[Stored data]
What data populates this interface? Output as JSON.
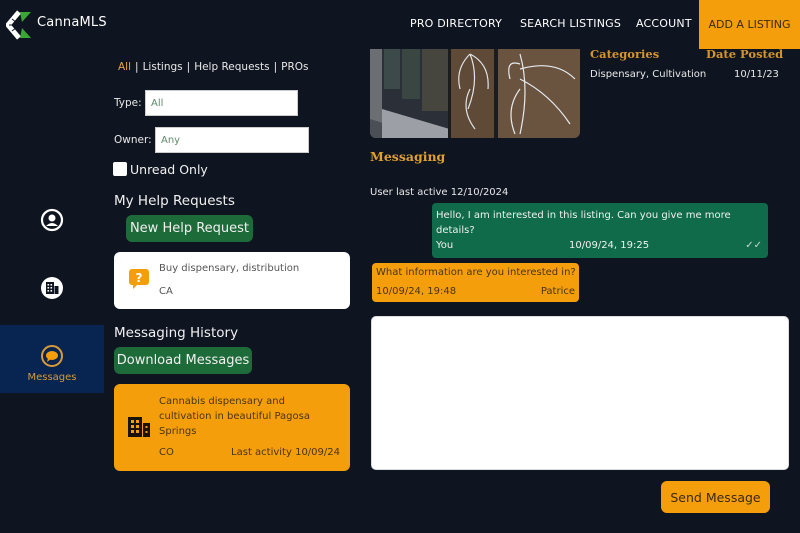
{
  "header": {
    "brand": "CannaMLS",
    "nav": [
      "PRO DIRECTORY",
      "SEARCH LISTINGS",
      "ACCOUNT"
    ],
    "add_listing": "ADD A LISTING"
  },
  "rail": {
    "items": [
      {
        "icon": "user-circle-icon",
        "label": ""
      },
      {
        "icon": "building-icon",
        "label": ""
      },
      {
        "icon": "chat-bubble-icon",
        "label": "Messages",
        "active": true
      }
    ]
  },
  "filters": {
    "tabs": [
      "All",
      "Listings",
      "Help Requests",
      "PROs"
    ],
    "active_tab": "All",
    "type_label": "Type:",
    "type_value": "All",
    "owner_label": "Owner:",
    "owner_value": "Any",
    "unread_label": "Unread Only",
    "unread_checked": false
  },
  "help_requests": {
    "title": "My Help Requests",
    "new_button": "New Help Request",
    "items": [
      {
        "icon": "question-bubble-icon",
        "title": "Buy dispensary, distribution",
        "state": "CA"
      }
    ]
  },
  "history": {
    "title": "Messaging History",
    "download_button": "Download Messages",
    "items": [
      {
        "icon": "building-icon",
        "title": "Cannabis dispensary and cultivation in beautiful Pagosa Springs",
        "state": "CO",
        "last_activity": "Last activity 10/09/24"
      }
    ]
  },
  "listing": {
    "categories_label": "Categories",
    "categories_value": "Dispensary, Cultivation",
    "date_label": "Date Posted",
    "date_value": "10/11/23"
  },
  "messaging": {
    "title": "Messaging",
    "last_active": "User last active 12/10/2024",
    "messages": [
      {
        "direction": "out",
        "text": "Hello, I am interested in this listing. Can you give me more details?",
        "sender": "You",
        "time": "10/09/24, 19:25",
        "status": "read"
      },
      {
        "direction": "in",
        "text": "What information are you interested in?",
        "sender": "Patrice",
        "time": "10/09/24, 19:48"
      }
    ],
    "input_value": "",
    "send_button": "Send Message"
  },
  "colors": {
    "background": "#0f1520",
    "accent_orange": "#f59e0b",
    "green_button": "#1e6b3a",
    "outgoing_bubble": "#0f6b4a",
    "rail_active": "#072550"
  }
}
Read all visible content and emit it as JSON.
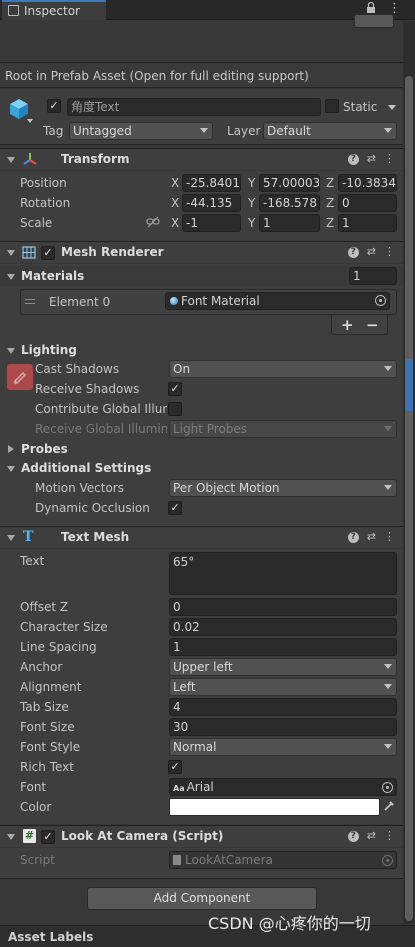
{
  "tab": {
    "label": "Inspector"
  },
  "prefab_notice": "Root in Prefab Asset (Open for full editing support)",
  "object": {
    "name": "角度Text",
    "static_label": "Static",
    "tag_label": "Tag",
    "tag_value": "Untagged",
    "layer_label": "Layer",
    "layer_value": "Default"
  },
  "transform": {
    "title": "Transform",
    "position_label": "Position",
    "rotation_label": "Rotation",
    "scale_label": "Scale",
    "axis_x": "X",
    "axis_y": "Y",
    "axis_z": "Z",
    "position": [
      "-25.8401",
      "57.00003",
      "-10.3834"
    ],
    "rotation": [
      "-44.135",
      "-168.578",
      "0"
    ],
    "scale": [
      "-1",
      "1",
      "1"
    ]
  },
  "mesh_renderer": {
    "title": "Mesh Renderer",
    "materials_label": "Materials",
    "materials_count": "1",
    "element0_label": "Element 0",
    "element0_value": "Font Material",
    "add_btn": "+",
    "remove_btn": "−",
    "lighting_label": "Lighting",
    "cast_shadows_label": "Cast Shadows",
    "cast_shadows_value": "On",
    "receive_shadows_label": "Receive Shadows",
    "contribute_gi_label": "Contribute Global Illumi",
    "receive_gi_label": "Receive Global Illumina",
    "receive_gi_value": "Light Probes",
    "probes_label": "Probes",
    "additional_label": "Additional Settings",
    "motion_vectors_label": "Motion Vectors",
    "motion_vectors_value": "Per Object Motion",
    "dynamic_occlusion_label": "Dynamic Occlusion"
  },
  "text_mesh": {
    "title": "Text Mesh",
    "text_label": "Text",
    "text_value": "65°",
    "offset_z_label": "Offset Z",
    "offset_z": "0",
    "char_size_label": "Character Size",
    "char_size": "0.02",
    "line_spacing_label": "Line Spacing",
    "line_spacing": "1",
    "anchor_label": "Anchor",
    "anchor": "Upper left",
    "alignment_label": "Alignment",
    "alignment": "Left",
    "tab_size_label": "Tab Size",
    "tab_size": "4",
    "font_size_label": "Font Size",
    "font_size": "30",
    "font_style_label": "Font Style",
    "font_style": "Normal",
    "rich_text_label": "Rich Text",
    "font_label": "Font",
    "font_prefix": "Aa",
    "font_value": "Arial",
    "color_label": "Color",
    "color_hex": "#ffffff"
  },
  "look_at_camera": {
    "title": "Look At Camera (Script)",
    "script_label": "Script",
    "script_value": "LookAtCamera"
  },
  "add_component": "Add Component",
  "asset_labels": "Asset Labels",
  "watermark": "CSDN @心疼你的一切",
  "icons": {
    "lock": "🔒",
    "menu": "⋮",
    "help": "?",
    "settings": "⇄",
    "check": "✓",
    "link": "⛓",
    "target": "⊙",
    "picker": "✎"
  }
}
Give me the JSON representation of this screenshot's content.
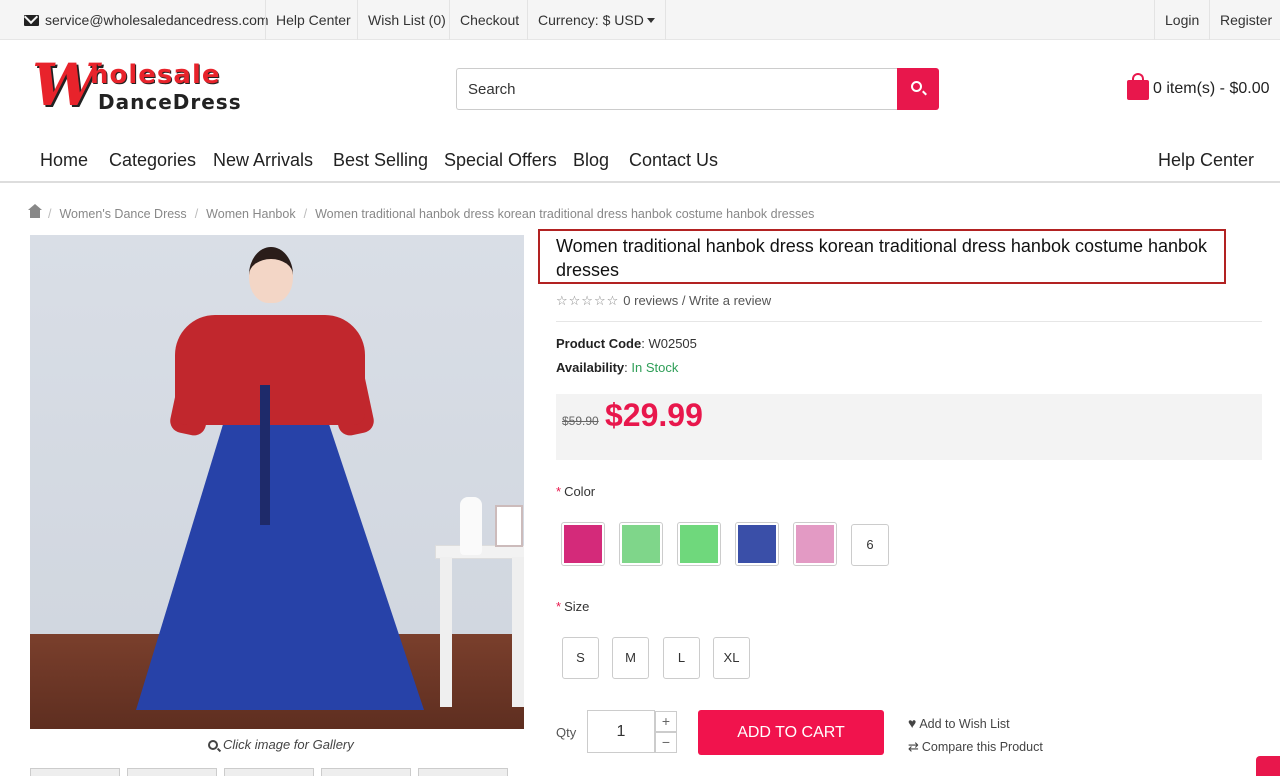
{
  "topbar": {
    "email": "service@wholesaledancedress.com",
    "help": "Help Center",
    "wishlist": "Wish List (0)",
    "checkout": "Checkout",
    "currency": "Currency: $ USD",
    "login": "Login",
    "register": "Register"
  },
  "logo": {
    "big": "W",
    "top": "holesale",
    "bottom": "DanceDress"
  },
  "search": {
    "placeholder": "Search"
  },
  "cart": {
    "summary": "0 item(s) - $0.00"
  },
  "nav": {
    "home": "Home",
    "categories": "Categories",
    "new_arrivals": "New Arrivals",
    "best_selling": "Best Selling",
    "special_offers": "Special Offers",
    "blog": "Blog",
    "contact": "Contact Us",
    "help": "Help Center"
  },
  "breadcrumb": {
    "level1": "Women's Dance Dress",
    "level2": "Women Hanbok",
    "level3": "Women traditional hanbok dress korean traditional dress hanbok costume hanbok dresses"
  },
  "gallery": {
    "caption": "Click image for Gallery"
  },
  "product": {
    "title": "Women traditional hanbok dress korean traditional dress hanbok costume hanbok dresses",
    "reviews": "0 reviews",
    "write_review": "Write a review",
    "code_label": "Product Code",
    "code_value": "W02505",
    "availability_label": "Availability",
    "availability_value": "In Stock",
    "old_price": "$59.90",
    "price": "$29.99",
    "color_label": "Color",
    "colors": [
      "#d42a7a",
      "#7fd68a",
      "#6fd87c",
      "#3a4fa8",
      "#e39ac4"
    ],
    "color_more": "6",
    "size_label": "Size",
    "sizes": [
      "S",
      "M",
      "L",
      "XL"
    ],
    "qty_label": "Qty",
    "qty_value": "1",
    "add_to_cart": "ADD TO CART",
    "add_wishlist": "Add to Wish List",
    "compare": "Compare this Product"
  },
  "colors": {
    "accent": "#e8174c",
    "logo_red": "#e8232b",
    "in_stock": "#2e9e57"
  }
}
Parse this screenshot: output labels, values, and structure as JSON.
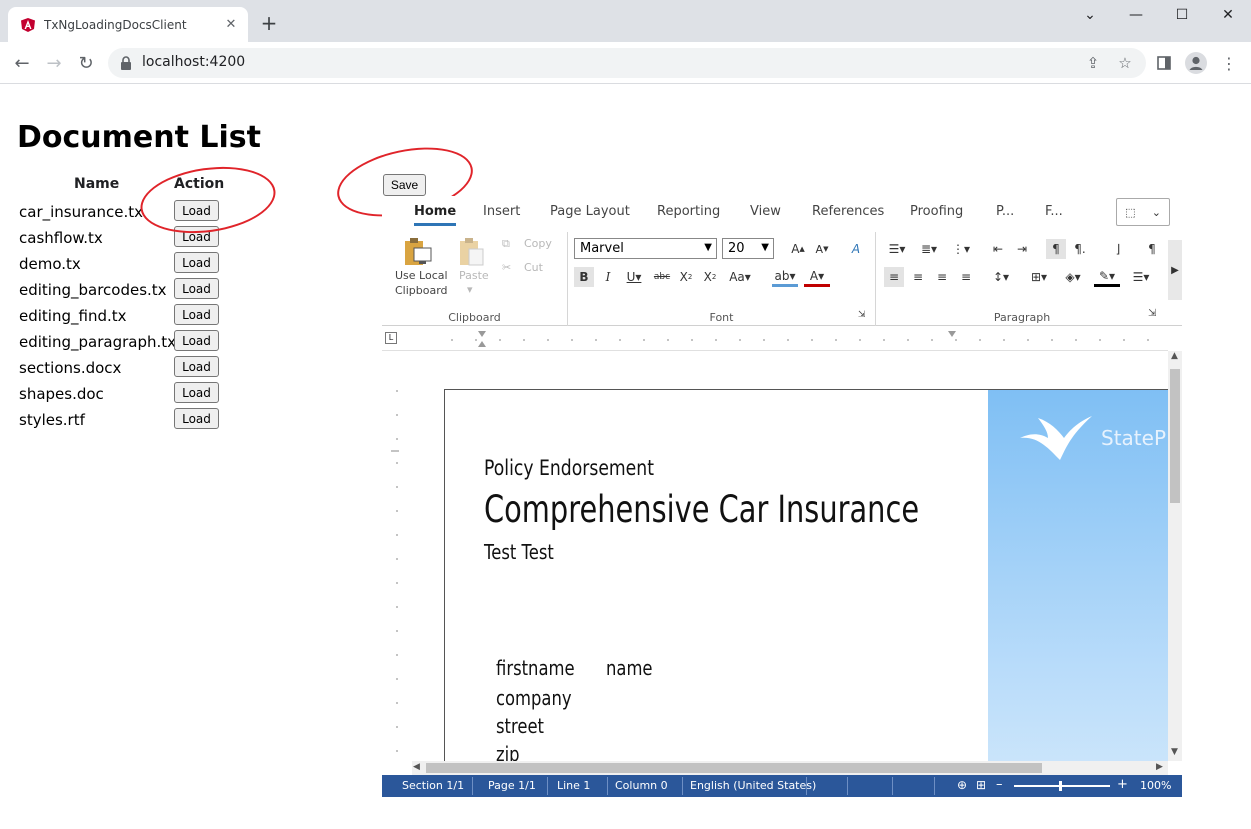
{
  "browser": {
    "tab_title": "TxNgLoadingDocsClient",
    "url": "localhost:4200",
    "icons": [
      "angular-favicon",
      "close-icon",
      "plus-icon",
      "minimize-icon",
      "maximize-icon",
      "close-window-icon",
      "back-icon",
      "forward-icon",
      "reload-icon",
      "lock-icon",
      "share-icon",
      "star-icon",
      "sidebar-icon",
      "profile-icon",
      "menu-icon"
    ]
  },
  "page": {
    "title": "Document List",
    "save_label": "Save",
    "table": {
      "headers": [
        "Name",
        "Action"
      ],
      "rows": [
        {
          "name": "car_insurance.tx",
          "action": "Load"
        },
        {
          "name": "cashflow.tx",
          "action": "Load"
        },
        {
          "name": "demo.tx",
          "action": "Load"
        },
        {
          "name": "editing_barcodes.tx",
          "action": "Load"
        },
        {
          "name": "editing_find.tx",
          "action": "Load"
        },
        {
          "name": "editing_paragraph.tx",
          "action": "Load"
        },
        {
          "name": "sections.docx",
          "action": "Load"
        },
        {
          "name": "shapes.doc",
          "action": "Load"
        },
        {
          "name": "styles.rtf",
          "action": "Load"
        }
      ]
    },
    "annotation_color": "#e0242a"
  },
  "editor": {
    "ribbon_tabs": [
      "Home",
      "Insert",
      "Page Layout",
      "Reporting",
      "View",
      "References",
      "Proofing",
      "P...",
      "F..."
    ],
    "active_tab": "Home",
    "groups": {
      "clipboard": {
        "label": "Clipboard",
        "use_local": "Use Local",
        "clipboard_word": "Clipboard",
        "paste": "Paste",
        "copy": "Copy",
        "cut": "Cut"
      },
      "font": {
        "label": "Font",
        "font_name": "Marvel",
        "font_size": "20"
      },
      "paragraph": {
        "label": "Paragraph"
      }
    },
    "document": {
      "line1": "Policy Endorsement",
      "line2": "Comprehensive Car Insurance",
      "line3": "Test Test",
      "fields": [
        "firstname",
        "name",
        "company",
        "street",
        "zip"
      ],
      "logo_text": "StateP"
    },
    "status_bar": {
      "section": "Section 1/1",
      "page": "Page 1/1",
      "line": "Line 1",
      "column": "Column 0",
      "language": "English (United States)",
      "zoom": "100%",
      "zoom_minus": "–",
      "zoom_plus": "+",
      "accent": "#2b579a"
    }
  }
}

## INSTRUCTION
Copy every line of the records above that holds the word "JSON".

## RESULT OF THIS TASK
What data populates this interface? Output as JSON.
Read all visible content and emit it as JSON.
Give me the JSON representation of this screenshot's content.
Parse this screenshot: output labels, values, and structure as JSON.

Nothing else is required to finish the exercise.